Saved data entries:
-*-

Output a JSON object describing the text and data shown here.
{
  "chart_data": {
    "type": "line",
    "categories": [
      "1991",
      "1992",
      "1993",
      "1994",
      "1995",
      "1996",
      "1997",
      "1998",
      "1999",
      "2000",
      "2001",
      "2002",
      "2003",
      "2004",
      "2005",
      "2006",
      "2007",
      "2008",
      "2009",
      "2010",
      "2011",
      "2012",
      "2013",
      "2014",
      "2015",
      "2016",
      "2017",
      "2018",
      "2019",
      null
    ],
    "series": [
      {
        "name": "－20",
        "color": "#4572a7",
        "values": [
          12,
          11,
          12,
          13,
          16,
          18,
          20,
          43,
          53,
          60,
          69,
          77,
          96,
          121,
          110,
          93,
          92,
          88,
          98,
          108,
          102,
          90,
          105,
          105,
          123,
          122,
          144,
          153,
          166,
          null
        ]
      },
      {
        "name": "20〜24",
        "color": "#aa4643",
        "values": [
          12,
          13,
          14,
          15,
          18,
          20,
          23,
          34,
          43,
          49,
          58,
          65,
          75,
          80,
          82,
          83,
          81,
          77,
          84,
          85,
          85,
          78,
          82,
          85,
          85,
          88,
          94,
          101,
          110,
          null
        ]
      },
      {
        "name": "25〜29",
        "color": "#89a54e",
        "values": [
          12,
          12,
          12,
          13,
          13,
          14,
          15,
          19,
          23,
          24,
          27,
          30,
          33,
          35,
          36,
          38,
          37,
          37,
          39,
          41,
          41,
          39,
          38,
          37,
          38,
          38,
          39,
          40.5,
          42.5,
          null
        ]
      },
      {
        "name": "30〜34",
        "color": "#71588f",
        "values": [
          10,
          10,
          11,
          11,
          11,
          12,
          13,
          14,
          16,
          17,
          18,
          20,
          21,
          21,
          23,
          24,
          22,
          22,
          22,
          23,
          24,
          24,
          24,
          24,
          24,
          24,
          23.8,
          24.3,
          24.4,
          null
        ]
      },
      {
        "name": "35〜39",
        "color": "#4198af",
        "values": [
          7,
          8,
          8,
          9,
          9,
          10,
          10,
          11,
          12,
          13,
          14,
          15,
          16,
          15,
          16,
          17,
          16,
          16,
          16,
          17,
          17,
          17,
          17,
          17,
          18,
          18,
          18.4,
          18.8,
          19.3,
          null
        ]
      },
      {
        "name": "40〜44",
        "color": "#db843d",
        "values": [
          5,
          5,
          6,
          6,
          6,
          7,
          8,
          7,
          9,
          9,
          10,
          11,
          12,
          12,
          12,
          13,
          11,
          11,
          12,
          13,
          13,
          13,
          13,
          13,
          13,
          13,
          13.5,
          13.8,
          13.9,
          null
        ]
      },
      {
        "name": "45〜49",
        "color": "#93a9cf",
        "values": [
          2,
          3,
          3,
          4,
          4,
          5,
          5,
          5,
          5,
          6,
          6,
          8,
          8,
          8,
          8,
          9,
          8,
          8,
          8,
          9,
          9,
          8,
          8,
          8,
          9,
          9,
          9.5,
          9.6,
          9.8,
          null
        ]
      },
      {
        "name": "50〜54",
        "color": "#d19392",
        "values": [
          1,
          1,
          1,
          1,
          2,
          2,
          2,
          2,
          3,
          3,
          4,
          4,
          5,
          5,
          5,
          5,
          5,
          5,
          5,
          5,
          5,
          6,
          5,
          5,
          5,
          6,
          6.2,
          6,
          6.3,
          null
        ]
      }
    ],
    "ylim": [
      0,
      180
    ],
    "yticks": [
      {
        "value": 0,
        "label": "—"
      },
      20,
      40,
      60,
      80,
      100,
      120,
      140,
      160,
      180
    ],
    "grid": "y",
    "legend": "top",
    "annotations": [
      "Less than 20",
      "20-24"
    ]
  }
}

-*-

What the task requires
Quote the entire listing above exactly.

Response
Output a JSON object describing the text and data shown here.
{
  "chart_data": {
    "type": "line",
    "categories": [
      "1991",
      "1992",
      "1993",
      "1994",
      "1995",
      "1996",
      "1997",
      "1998",
      "1999",
      "2000",
      "2001",
      "2002",
      "2003",
      "2004",
      "2005",
      "2006",
      "2007",
      "2008",
      "2009",
      "2010",
      "2011",
      "2012",
      "2013",
      "2014",
      "2015",
      "2016",
      "2017",
      "2018",
      "2019",
      null
    ],
    "series": [
      {
        "name": "－20",
        "color": "#4572a7",
        "values": [
          12,
          11,
          12,
          13,
          16,
          18,
          20,
          43,
          53,
          60,
          69,
          77,
          96,
          121,
          110,
          93,
          92,
          88,
          98,
          108,
          102,
          90,
          105,
          105,
          123,
          122,
          144,
          153,
          166,
          null
        ]
      },
      {
        "name": "20〜24",
        "color": "#aa4643",
        "values": [
          12,
          13,
          14,
          15,
          18,
          20,
          23,
          34,
          43,
          49,
          58,
          65,
          75,
          80,
          82,
          83,
          81,
          77,
          84,
          85,
          85,
          78,
          82,
          85,
          85,
          88,
          94,
          101,
          110,
          null
        ]
      },
      {
        "name": "25〜29",
        "color": "#89a54e",
        "values": [
          12,
          12,
          12,
          13,
          13,
          14,
          15,
          19,
          23,
          24,
          27,
          30,
          33,
          35,
          36,
          38,
          37,
          37,
          39,
          41,
          41,
          39,
          38,
          37,
          38,
          38,
          39,
          40.5,
          42.5,
          null
        ]
      },
      {
        "name": "30〜34",
        "color": "#71588f",
        "values": [
          10,
          10,
          11,
          11,
          11,
          12,
          13,
          14,
          16,
          17,
          18,
          20,
          21,
          21,
          23,
          24,
          22,
          22,
          22,
          23,
          24,
          24,
          24,
          24,
          24,
          24,
          23.8,
          24.3,
          24.4,
          null
        ]
      },
      {
        "name": "35〜39",
        "color": "#4198af",
        "values": [
          7,
          8,
          8,
          9,
          9,
          10,
          10,
          11,
          12,
          13,
          14,
          15,
          16,
          15,
          16,
          17,
          16,
          16,
          16,
          17,
          17,
          17,
          17,
          17,
          18,
          18,
          18.4,
          18.8,
          19.3,
          null
        ]
      },
      {
        "name": "40〜44",
        "color": "#db843d",
        "values": [
          5,
          5,
          6,
          6,
          6,
          7,
          8,
          7,
          9,
          9,
          10,
          11,
          12,
          12,
          12,
          13,
          11,
          11,
          12,
          13,
          13,
          13,
          13,
          13,
          13,
          13,
          13.5,
          13.8,
          13.9,
          null
        ]
      },
      {
        "name": "45〜49",
        "color": "#93a9cf",
        "values": [
          2,
          3,
          3,
          4,
          4,
          5,
          5,
          5,
          5,
          6,
          6,
          8,
          8,
          8,
          8,
          9,
          8,
          8,
          8,
          9,
          9,
          8,
          8,
          8,
          9,
          9,
          9.5,
          9.6,
          9.8,
          null
        ]
      },
      {
        "name": "50〜54",
        "color": "#d19392",
        "values": [
          1,
          1,
          1,
          1,
          2,
          2,
          2,
          2,
          3,
          3,
          4,
          4,
          5,
          5,
          5,
          5,
          5,
          5,
          5,
          5,
          5,
          6,
          5,
          5,
          5,
          6,
          6.2,
          6,
          6.3,
          null
        ]
      }
    ],
    "ylim": [
      0,
      180
    ],
    "yticks": [
      {
        "value": 0,
        "label": "—"
      },
      20,
      40,
      60,
      80,
      100,
      120,
      140,
      160,
      180
    ],
    "grid": "y",
    "legend": "top",
    "annotations": [
      "Less than 20",
      "20-24"
    ]
  }
}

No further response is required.